Look through the records below and collect all lines that hold the string "confidence".

** Start of Task inputs **

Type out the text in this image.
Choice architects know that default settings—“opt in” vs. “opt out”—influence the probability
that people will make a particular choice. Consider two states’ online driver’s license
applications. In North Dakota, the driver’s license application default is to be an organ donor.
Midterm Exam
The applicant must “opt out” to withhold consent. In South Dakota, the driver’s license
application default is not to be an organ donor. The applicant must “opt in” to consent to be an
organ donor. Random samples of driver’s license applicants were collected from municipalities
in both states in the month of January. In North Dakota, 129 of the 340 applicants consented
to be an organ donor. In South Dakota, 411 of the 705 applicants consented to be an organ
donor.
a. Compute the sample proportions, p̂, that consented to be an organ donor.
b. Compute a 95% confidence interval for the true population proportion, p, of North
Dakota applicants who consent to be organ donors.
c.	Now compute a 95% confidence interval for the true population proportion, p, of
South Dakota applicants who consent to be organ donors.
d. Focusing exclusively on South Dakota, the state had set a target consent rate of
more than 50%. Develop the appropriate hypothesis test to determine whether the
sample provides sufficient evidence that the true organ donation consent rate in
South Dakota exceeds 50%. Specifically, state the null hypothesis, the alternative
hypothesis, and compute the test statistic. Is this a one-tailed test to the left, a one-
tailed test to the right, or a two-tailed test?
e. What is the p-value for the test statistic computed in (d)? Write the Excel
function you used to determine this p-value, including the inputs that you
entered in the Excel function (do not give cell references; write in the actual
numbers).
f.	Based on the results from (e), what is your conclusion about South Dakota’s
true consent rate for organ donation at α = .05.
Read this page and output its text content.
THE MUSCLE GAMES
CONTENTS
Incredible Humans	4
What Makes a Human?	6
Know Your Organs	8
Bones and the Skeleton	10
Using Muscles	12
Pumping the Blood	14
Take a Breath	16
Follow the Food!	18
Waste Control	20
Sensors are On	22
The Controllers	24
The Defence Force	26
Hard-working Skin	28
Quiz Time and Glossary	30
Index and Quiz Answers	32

** End of Task inputs **

● Right answer:
b. Compute a 95% confidence interval for the true population proportion, p, of North
c.	Now compute a 95% confidence interval for the true population proportion, p, of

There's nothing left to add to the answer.